[Dataset records]

┌──

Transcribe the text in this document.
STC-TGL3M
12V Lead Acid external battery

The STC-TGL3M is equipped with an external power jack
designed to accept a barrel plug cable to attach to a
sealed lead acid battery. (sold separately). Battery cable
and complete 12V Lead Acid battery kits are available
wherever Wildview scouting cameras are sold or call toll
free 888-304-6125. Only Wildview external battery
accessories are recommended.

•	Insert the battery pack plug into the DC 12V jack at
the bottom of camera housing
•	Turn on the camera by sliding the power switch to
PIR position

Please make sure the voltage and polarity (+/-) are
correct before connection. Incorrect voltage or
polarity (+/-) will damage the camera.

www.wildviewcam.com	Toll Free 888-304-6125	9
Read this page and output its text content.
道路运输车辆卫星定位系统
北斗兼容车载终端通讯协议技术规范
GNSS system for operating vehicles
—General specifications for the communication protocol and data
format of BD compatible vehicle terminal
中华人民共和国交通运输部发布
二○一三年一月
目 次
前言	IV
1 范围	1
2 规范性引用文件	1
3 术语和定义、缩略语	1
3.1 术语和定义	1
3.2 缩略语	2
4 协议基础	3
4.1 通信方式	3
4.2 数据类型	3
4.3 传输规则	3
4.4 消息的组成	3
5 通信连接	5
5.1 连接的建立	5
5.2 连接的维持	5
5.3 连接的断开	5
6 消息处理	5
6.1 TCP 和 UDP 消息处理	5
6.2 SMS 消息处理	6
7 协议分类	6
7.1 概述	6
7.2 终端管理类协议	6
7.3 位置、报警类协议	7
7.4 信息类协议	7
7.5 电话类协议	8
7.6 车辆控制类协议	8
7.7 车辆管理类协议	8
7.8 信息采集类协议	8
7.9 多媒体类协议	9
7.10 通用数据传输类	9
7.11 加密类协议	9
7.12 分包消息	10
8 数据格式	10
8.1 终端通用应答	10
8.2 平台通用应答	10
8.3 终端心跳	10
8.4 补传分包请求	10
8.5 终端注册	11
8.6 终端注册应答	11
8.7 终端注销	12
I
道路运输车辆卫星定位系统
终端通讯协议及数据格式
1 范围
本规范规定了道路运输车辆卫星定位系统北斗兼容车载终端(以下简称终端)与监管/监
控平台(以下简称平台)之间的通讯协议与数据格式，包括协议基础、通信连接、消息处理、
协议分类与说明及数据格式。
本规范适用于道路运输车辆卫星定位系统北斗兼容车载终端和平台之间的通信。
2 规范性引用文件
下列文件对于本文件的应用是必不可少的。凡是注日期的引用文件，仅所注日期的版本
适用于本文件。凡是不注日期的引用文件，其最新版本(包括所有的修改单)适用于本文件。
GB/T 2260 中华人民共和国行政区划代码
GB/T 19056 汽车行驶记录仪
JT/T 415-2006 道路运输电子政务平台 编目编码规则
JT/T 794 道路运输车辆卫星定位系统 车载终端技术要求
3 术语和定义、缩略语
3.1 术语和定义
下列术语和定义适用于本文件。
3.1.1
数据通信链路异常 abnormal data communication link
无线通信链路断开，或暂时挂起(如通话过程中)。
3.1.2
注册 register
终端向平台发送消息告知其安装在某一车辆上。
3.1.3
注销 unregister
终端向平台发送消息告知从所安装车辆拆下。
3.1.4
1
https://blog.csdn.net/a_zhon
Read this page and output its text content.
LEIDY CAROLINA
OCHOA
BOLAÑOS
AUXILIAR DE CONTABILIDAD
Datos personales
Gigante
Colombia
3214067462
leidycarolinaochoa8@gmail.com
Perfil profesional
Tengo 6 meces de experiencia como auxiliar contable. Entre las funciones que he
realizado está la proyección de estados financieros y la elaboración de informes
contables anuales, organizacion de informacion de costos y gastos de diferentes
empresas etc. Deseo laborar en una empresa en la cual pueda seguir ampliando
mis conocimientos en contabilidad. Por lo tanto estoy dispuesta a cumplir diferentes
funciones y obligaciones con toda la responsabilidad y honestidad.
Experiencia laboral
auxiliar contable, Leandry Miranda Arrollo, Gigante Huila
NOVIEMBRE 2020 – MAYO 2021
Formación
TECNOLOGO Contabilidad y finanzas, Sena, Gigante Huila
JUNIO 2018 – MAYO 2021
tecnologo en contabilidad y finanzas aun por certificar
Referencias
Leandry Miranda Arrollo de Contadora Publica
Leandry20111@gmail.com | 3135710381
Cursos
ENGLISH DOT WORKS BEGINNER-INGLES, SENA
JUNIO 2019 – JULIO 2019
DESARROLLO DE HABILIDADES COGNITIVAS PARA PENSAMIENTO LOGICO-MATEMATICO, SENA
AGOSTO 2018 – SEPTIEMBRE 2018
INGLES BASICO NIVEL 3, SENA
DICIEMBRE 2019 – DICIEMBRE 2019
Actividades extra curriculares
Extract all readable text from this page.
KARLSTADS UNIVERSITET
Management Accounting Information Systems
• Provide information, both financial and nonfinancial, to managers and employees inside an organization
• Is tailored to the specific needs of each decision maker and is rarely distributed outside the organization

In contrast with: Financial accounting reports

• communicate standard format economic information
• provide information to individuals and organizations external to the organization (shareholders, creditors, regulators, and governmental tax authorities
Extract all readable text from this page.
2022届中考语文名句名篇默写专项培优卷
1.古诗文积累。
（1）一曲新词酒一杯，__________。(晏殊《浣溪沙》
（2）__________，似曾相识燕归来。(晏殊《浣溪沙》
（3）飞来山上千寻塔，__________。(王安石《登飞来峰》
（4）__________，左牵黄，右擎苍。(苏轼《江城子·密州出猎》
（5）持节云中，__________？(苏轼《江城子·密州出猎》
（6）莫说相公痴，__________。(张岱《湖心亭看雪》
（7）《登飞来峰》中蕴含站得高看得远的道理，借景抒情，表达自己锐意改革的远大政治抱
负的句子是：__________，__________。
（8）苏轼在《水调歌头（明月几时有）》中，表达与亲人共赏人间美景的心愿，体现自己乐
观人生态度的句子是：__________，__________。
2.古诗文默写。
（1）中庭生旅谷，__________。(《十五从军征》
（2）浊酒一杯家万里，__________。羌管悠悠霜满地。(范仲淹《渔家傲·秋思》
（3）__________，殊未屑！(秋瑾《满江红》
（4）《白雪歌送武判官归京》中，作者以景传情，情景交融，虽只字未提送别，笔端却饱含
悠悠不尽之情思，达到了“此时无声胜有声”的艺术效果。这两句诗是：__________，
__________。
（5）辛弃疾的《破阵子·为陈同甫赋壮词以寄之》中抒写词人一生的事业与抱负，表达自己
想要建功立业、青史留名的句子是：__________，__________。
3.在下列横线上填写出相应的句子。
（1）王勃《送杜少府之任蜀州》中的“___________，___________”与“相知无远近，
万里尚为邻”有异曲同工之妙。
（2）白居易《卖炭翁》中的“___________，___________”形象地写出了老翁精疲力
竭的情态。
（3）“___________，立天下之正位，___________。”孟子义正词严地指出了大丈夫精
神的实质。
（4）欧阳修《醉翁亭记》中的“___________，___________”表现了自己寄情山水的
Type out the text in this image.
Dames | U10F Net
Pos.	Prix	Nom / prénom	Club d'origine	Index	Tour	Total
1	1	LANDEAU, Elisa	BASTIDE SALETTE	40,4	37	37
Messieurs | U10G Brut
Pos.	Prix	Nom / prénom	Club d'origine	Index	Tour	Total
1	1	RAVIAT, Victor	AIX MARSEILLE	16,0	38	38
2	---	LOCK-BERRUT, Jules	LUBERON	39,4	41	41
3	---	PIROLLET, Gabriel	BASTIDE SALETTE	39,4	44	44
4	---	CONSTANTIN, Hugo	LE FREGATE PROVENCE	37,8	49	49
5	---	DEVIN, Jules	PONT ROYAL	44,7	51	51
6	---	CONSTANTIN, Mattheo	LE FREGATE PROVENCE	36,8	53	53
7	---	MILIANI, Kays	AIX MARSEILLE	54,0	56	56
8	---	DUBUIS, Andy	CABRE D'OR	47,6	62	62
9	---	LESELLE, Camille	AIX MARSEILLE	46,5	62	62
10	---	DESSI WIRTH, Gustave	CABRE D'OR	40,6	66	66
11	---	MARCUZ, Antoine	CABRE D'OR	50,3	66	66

└──

- _Brief_:
Among the entries above, how many lines hold the string "BASTIDE"? Give the number by itself.

- _The output_:
2